| PROBLEM STATEMENT |
Search the listing below for the string "холодного" and show each line that contains it.

| DATA SUPPLIED |

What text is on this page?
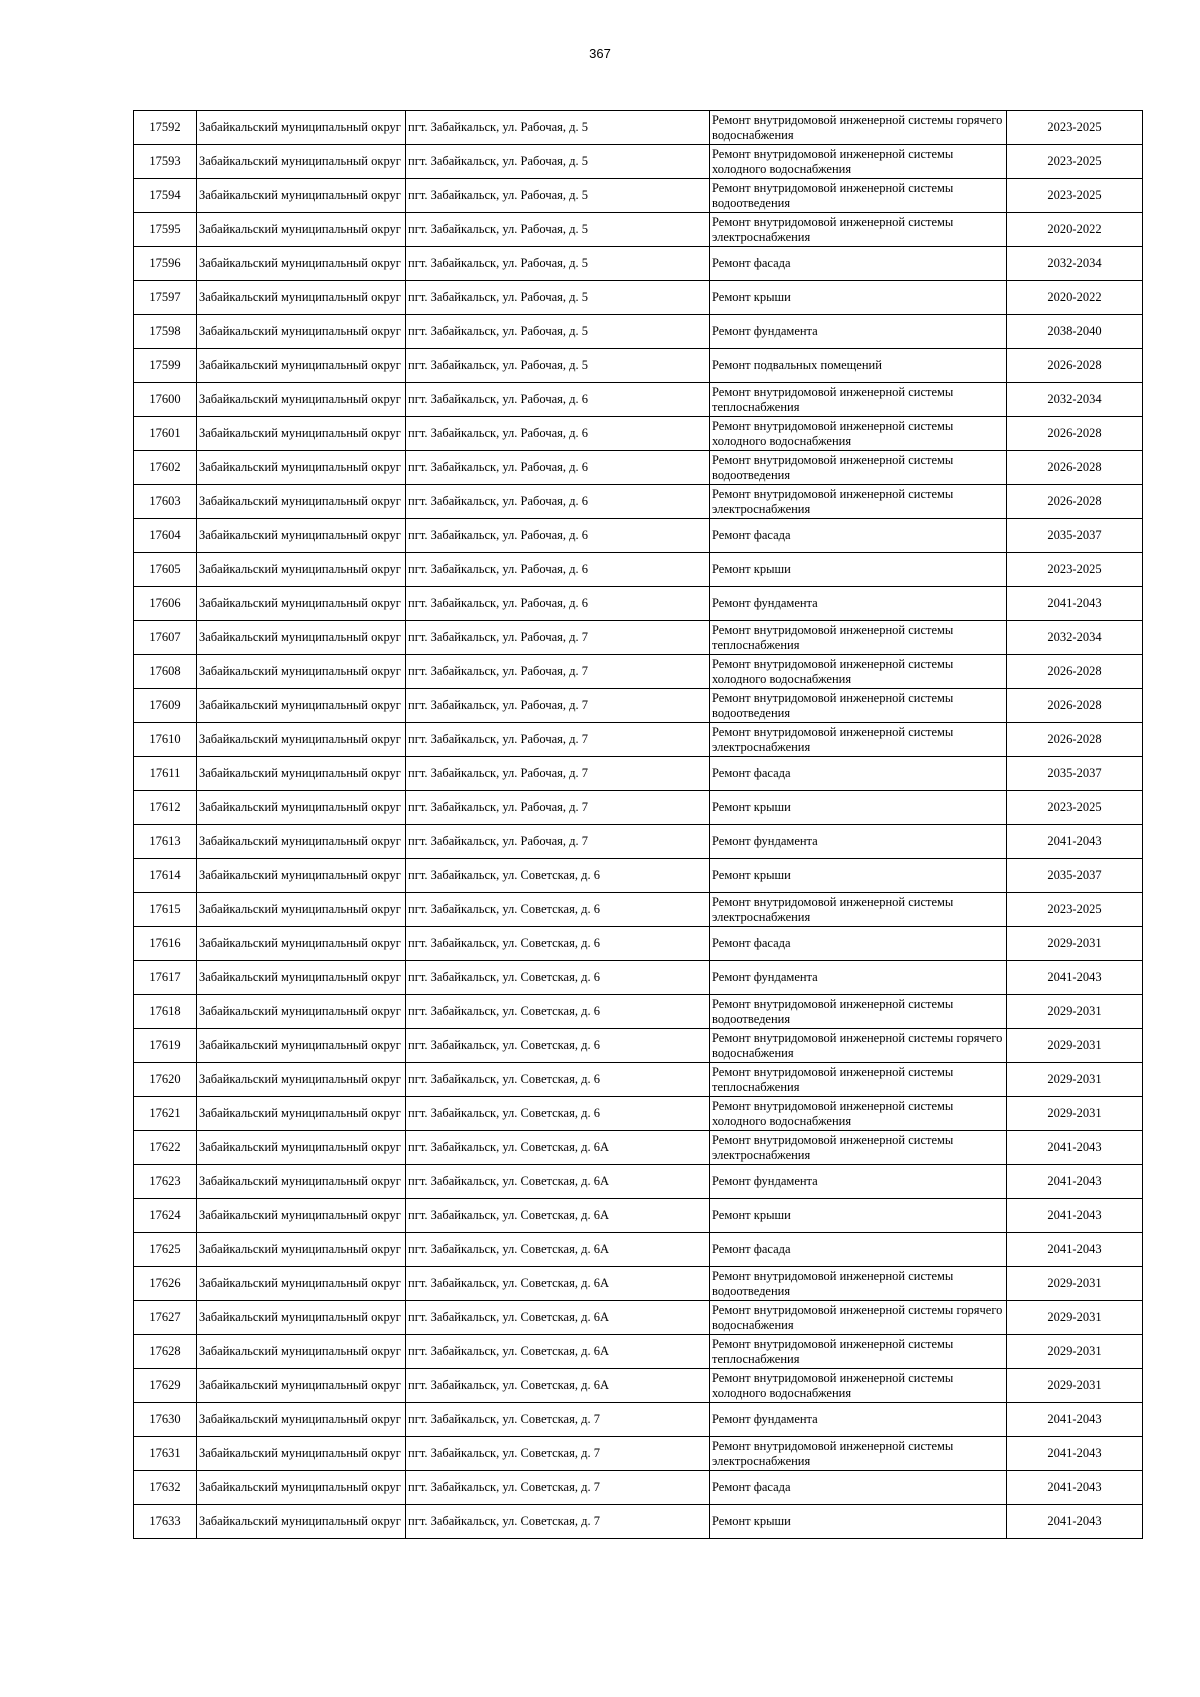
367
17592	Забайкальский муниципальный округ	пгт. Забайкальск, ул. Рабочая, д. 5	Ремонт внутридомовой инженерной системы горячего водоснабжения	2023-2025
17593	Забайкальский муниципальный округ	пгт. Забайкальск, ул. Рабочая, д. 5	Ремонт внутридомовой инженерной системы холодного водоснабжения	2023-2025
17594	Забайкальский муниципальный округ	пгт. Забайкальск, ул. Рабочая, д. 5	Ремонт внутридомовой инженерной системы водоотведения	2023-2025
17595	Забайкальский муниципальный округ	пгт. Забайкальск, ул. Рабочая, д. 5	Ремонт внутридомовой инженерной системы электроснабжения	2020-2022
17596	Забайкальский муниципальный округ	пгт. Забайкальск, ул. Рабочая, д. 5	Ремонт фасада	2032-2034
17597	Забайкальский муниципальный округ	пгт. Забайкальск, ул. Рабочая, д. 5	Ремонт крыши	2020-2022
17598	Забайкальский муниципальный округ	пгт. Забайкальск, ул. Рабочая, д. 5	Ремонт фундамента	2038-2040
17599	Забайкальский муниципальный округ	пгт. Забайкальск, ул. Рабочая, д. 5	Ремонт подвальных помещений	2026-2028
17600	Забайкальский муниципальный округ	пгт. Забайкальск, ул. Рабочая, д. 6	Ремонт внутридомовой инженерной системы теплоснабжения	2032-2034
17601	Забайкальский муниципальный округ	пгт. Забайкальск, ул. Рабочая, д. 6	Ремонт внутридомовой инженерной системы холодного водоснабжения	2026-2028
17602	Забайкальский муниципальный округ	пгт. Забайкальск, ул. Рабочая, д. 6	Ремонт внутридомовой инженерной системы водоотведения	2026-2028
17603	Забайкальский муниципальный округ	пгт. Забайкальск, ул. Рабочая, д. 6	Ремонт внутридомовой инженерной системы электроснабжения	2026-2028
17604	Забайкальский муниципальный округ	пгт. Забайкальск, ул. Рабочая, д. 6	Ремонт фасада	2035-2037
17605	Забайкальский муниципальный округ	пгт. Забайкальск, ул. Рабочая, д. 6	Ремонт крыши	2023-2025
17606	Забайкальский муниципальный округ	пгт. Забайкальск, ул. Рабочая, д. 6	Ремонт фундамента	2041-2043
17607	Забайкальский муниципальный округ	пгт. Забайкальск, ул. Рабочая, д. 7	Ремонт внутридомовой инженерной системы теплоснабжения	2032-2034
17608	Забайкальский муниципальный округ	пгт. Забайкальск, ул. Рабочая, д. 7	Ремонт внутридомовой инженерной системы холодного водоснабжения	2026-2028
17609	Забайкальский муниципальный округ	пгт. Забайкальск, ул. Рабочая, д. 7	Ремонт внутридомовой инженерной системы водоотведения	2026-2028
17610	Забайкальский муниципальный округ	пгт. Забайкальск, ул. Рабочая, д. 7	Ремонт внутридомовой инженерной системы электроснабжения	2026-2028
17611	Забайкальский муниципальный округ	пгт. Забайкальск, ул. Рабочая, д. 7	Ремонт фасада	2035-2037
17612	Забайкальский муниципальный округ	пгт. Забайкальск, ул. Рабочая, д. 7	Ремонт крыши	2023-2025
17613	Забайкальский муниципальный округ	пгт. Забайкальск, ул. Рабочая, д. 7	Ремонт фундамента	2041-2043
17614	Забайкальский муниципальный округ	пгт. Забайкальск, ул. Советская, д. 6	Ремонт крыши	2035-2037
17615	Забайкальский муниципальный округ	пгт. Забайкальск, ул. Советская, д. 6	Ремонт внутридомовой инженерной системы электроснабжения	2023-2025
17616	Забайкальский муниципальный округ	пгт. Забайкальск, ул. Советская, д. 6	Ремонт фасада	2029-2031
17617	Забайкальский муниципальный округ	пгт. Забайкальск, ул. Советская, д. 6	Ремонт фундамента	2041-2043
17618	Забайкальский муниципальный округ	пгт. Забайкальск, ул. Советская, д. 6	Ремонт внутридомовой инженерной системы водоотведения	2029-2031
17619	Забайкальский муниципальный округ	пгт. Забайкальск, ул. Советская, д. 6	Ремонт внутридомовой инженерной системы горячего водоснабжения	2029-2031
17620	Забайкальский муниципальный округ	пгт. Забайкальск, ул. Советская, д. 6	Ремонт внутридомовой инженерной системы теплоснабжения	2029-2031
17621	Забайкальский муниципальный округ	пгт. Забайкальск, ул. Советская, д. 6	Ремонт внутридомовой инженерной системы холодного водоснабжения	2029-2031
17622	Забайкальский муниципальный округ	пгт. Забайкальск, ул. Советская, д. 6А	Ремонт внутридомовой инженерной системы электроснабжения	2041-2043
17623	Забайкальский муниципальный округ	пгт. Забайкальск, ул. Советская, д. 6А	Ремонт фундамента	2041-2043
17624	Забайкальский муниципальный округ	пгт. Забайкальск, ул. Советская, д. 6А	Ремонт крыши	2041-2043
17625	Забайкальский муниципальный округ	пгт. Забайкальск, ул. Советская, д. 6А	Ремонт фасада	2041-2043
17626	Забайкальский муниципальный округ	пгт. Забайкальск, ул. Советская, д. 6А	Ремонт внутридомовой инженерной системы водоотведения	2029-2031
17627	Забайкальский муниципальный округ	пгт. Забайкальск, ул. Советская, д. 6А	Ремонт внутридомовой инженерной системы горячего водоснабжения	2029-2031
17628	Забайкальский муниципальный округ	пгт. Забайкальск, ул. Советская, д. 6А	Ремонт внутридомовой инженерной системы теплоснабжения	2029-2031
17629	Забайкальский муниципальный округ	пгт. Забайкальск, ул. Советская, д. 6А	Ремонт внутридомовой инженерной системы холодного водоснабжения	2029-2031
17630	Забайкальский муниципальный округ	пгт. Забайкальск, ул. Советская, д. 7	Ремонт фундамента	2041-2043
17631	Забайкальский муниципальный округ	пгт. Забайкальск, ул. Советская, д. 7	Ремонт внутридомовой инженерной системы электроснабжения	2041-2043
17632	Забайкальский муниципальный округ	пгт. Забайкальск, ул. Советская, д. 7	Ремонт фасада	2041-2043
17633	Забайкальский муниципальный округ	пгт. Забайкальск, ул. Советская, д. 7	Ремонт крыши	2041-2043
* * *
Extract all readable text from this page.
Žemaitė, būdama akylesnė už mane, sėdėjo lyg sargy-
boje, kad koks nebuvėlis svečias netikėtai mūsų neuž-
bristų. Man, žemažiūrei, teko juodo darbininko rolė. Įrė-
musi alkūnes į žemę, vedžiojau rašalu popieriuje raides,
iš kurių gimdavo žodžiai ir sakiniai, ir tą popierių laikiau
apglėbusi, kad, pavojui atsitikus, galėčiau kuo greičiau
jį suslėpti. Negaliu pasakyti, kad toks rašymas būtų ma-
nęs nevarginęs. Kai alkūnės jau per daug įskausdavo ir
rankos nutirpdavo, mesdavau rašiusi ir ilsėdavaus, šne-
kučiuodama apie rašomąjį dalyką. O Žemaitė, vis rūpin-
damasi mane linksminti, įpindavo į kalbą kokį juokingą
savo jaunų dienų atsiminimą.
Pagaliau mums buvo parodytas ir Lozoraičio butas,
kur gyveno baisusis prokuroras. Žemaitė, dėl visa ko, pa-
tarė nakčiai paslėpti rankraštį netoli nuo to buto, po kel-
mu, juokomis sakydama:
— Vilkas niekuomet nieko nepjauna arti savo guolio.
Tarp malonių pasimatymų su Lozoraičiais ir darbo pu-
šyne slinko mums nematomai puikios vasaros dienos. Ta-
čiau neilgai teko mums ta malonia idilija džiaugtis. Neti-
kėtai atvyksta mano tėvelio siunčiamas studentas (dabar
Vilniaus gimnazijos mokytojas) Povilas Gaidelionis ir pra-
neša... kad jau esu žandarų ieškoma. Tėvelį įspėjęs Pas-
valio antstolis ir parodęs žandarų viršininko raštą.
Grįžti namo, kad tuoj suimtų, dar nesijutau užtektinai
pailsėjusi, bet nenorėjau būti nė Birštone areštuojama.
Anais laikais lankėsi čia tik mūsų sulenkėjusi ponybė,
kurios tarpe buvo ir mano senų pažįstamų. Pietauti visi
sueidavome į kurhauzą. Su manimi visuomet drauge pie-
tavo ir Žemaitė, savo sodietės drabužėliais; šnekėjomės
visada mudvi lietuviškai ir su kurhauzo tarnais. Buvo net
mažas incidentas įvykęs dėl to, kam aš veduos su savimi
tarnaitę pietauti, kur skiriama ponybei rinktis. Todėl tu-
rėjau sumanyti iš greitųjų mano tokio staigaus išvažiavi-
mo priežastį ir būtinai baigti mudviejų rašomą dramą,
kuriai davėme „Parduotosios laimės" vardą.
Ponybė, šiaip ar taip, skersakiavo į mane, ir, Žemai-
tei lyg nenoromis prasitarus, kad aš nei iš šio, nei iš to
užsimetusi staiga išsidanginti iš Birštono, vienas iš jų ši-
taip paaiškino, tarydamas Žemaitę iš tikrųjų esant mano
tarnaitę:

| RESPONSE FOR THIS EXERCISE |
17593	Забайкальский муниципальный округ	пгт. Забайкальск, ул. Рабочая, д. 5	Ремонт внутридомовой инженерной системы холодного водоснабжения	2023-2025
17601	Забайкальский муниципальный округ	пгт. Забайкальск, ул. Рабочая, д. 6	Ремонт внутридомовой инженерной системы холодного водоснабжения	2026-2028
17608	Забайкальский муниципальный округ	пгт. Забайкальск, ул. Рабочая, д. 7	Ремонт внутридомовой инженерной системы холодного водоснабжения	2026-2028
17621	Забайкальский муниципальный округ	пгт. Забайкальск, ул. Советская, д. 6	Ремонт внутридомовой инженерной системы холодного водоснабжения	2029-2031
17629	Забайкальский муниципальный округ	пгт. Забайкальск, ул. Советская, д. 6А	Ремонт внутридомовой инженерной системы холодного водоснабжения	2029-2031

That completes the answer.